Written problem. Please report every line from the material that contains the word "единовременного".
[Listed records start]
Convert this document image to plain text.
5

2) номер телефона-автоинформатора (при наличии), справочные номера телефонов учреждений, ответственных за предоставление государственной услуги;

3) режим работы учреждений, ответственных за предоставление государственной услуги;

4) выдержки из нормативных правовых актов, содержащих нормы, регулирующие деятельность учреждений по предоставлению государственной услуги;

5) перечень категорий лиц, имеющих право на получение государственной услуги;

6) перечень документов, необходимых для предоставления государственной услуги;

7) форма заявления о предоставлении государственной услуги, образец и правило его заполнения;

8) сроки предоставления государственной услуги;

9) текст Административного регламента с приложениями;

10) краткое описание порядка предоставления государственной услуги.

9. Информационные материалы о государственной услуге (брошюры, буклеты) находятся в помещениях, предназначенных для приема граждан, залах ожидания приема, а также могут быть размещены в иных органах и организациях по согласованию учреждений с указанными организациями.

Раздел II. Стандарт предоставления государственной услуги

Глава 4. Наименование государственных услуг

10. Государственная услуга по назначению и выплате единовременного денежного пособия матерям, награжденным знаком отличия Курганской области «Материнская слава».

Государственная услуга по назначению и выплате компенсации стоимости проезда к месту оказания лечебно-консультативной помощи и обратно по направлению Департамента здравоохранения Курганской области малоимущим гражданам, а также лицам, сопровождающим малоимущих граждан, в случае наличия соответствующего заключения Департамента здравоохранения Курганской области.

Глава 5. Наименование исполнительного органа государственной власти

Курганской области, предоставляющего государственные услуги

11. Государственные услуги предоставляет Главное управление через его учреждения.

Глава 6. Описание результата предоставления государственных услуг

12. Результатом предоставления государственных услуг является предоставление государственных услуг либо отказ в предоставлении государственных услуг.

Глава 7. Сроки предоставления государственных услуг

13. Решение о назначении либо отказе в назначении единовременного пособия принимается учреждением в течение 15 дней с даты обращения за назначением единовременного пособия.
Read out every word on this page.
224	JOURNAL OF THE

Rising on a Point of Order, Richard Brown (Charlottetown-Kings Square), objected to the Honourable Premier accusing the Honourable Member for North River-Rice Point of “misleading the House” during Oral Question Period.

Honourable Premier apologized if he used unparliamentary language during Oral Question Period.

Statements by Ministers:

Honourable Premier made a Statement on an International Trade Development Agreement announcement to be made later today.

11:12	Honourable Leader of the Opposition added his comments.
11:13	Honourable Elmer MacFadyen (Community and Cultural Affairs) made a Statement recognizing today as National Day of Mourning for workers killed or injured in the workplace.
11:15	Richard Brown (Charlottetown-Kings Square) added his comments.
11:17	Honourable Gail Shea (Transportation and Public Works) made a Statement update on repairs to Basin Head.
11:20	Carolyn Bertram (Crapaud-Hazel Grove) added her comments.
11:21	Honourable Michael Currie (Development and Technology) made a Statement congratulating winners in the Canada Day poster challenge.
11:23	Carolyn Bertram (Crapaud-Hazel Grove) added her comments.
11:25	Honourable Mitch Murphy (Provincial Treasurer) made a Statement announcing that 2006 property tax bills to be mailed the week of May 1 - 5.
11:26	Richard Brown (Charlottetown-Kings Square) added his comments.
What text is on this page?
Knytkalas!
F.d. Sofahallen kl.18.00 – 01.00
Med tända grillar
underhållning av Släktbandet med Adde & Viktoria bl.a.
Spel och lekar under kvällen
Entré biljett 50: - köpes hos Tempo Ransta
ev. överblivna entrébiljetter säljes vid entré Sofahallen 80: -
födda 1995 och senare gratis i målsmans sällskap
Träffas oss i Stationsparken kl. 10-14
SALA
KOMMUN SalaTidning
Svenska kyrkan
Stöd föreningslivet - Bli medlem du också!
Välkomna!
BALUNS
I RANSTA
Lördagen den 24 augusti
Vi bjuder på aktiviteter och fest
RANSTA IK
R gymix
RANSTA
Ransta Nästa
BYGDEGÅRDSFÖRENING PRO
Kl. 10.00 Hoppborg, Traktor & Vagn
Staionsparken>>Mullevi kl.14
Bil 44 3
[Listed records end]
Solution for this exercise.
10. Государственная услуга по назначению и выплате единовременного денежного пособия матерям, награжденным знаком отличия Курганской области «Материнская слава».
13. Решение о назначении либо отказе в назначении единовременного пособия принимается учреждением в течение 15 дней с даты обращения за назначением единовременного пособия.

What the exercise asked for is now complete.